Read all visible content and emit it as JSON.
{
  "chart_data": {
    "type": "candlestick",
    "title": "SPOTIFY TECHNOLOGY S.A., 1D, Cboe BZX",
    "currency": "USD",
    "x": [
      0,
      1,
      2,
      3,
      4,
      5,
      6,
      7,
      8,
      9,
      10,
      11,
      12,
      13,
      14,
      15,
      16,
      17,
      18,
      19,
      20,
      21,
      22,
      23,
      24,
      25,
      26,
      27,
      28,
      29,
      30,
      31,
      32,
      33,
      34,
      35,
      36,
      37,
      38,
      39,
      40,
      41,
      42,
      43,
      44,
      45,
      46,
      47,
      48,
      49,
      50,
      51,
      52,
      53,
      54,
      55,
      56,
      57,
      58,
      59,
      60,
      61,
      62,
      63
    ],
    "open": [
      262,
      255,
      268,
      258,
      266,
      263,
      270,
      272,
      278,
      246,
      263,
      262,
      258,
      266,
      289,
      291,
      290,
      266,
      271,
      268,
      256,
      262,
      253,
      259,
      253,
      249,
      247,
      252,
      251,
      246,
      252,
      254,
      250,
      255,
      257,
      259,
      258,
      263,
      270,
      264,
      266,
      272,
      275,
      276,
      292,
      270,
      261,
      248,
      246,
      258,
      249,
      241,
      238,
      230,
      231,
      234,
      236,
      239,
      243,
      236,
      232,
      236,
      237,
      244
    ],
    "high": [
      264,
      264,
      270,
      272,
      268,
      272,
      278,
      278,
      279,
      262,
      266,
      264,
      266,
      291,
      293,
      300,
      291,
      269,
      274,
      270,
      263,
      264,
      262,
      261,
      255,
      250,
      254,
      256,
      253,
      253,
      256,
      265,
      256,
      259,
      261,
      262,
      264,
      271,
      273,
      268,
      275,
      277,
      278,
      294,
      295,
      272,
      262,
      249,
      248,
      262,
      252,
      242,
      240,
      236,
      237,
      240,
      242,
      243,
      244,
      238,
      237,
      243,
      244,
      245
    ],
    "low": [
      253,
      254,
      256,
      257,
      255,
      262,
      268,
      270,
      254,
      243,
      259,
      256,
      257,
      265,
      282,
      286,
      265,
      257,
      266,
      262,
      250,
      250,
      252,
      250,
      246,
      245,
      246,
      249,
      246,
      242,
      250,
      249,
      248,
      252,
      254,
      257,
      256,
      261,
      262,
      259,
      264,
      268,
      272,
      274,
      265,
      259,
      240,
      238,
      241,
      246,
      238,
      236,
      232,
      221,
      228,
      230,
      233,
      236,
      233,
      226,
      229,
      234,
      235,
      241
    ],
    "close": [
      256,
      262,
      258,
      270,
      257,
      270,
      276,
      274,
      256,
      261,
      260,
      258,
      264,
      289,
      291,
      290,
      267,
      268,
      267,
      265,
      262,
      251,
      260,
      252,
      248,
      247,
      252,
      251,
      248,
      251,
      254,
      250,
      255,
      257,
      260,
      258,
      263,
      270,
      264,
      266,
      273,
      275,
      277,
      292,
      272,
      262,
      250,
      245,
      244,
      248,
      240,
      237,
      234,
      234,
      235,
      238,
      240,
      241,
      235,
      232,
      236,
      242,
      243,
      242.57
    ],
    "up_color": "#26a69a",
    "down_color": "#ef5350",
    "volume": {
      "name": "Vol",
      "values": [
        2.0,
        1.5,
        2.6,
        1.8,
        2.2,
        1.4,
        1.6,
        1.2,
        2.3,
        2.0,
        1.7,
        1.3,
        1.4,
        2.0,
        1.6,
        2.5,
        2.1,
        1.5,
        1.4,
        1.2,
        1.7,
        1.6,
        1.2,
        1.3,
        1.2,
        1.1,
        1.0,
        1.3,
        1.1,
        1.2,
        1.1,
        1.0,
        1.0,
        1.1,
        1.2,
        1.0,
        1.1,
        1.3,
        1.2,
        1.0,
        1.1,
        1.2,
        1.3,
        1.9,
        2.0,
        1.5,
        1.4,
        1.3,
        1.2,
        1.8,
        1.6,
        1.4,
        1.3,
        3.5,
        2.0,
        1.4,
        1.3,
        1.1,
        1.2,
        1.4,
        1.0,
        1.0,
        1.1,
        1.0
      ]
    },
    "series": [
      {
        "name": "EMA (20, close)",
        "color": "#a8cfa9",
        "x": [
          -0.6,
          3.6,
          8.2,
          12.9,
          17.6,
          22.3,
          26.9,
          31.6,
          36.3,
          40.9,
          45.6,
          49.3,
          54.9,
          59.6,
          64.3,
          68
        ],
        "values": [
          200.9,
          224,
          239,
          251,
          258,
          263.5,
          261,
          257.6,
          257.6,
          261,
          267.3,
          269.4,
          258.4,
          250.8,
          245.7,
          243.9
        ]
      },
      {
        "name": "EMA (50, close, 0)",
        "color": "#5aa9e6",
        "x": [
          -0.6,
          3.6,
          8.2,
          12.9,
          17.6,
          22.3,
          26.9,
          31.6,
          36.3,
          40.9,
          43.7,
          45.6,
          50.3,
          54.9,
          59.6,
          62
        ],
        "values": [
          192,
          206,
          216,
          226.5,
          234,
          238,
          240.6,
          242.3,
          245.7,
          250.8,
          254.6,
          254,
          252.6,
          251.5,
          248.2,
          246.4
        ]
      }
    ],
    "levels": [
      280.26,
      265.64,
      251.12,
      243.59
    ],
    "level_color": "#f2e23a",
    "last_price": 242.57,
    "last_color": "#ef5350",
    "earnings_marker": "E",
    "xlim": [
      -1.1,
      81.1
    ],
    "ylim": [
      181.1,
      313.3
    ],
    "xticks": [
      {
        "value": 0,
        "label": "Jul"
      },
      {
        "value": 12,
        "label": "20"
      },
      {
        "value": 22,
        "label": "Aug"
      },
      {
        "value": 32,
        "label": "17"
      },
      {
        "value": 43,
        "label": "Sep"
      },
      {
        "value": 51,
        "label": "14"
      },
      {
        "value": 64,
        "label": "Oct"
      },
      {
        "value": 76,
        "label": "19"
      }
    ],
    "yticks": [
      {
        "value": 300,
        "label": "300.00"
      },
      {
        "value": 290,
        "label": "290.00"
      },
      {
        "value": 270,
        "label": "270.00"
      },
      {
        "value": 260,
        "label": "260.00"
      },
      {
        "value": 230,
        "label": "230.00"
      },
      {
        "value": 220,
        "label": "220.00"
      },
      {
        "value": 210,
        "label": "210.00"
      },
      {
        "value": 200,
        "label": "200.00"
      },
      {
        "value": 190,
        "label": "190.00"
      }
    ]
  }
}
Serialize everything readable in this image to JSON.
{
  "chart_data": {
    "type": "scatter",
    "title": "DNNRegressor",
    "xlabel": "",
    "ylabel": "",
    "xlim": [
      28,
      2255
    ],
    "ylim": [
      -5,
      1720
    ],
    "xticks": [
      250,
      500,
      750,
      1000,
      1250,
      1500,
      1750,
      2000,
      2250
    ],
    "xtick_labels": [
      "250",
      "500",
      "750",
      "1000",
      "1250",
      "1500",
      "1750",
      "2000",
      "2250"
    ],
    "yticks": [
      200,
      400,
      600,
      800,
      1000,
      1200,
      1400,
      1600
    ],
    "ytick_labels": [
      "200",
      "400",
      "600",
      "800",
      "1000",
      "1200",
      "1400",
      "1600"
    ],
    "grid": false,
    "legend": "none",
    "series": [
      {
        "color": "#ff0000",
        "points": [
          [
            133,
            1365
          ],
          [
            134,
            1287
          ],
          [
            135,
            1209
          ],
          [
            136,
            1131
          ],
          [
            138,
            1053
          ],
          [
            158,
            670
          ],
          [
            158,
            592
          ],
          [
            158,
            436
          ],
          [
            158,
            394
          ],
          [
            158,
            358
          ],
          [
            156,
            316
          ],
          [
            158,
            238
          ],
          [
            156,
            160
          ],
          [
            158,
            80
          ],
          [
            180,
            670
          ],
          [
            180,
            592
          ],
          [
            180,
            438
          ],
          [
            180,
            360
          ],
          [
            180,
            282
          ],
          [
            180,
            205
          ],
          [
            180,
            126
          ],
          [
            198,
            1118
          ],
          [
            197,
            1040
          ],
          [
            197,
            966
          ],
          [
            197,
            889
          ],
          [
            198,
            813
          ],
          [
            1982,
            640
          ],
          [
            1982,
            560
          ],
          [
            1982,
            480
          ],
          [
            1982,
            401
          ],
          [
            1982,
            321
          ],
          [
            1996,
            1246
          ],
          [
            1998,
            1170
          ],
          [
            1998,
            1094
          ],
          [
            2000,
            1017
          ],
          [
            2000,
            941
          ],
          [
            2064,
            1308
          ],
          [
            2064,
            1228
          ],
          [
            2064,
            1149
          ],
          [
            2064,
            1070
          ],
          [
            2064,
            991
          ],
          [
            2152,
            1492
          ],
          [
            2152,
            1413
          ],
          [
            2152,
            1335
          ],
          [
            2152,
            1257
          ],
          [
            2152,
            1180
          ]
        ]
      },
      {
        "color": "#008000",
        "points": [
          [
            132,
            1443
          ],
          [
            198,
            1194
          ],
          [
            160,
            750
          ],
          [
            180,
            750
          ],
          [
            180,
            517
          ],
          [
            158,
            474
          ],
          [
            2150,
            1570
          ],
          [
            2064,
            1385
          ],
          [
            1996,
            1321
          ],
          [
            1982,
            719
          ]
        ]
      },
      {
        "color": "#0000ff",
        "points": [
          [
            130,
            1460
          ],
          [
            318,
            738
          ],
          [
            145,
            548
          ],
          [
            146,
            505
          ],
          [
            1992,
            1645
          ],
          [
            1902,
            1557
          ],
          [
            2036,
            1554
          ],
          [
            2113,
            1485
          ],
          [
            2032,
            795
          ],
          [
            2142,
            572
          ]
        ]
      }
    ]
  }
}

_ _ _ _

Task requirements
Search the listing for the word "close". Copy every line in which it occurs.

Output of the task
    "close": [
        "name": "EMA (20, close)",
        "name": "EMA (50, close, 0)",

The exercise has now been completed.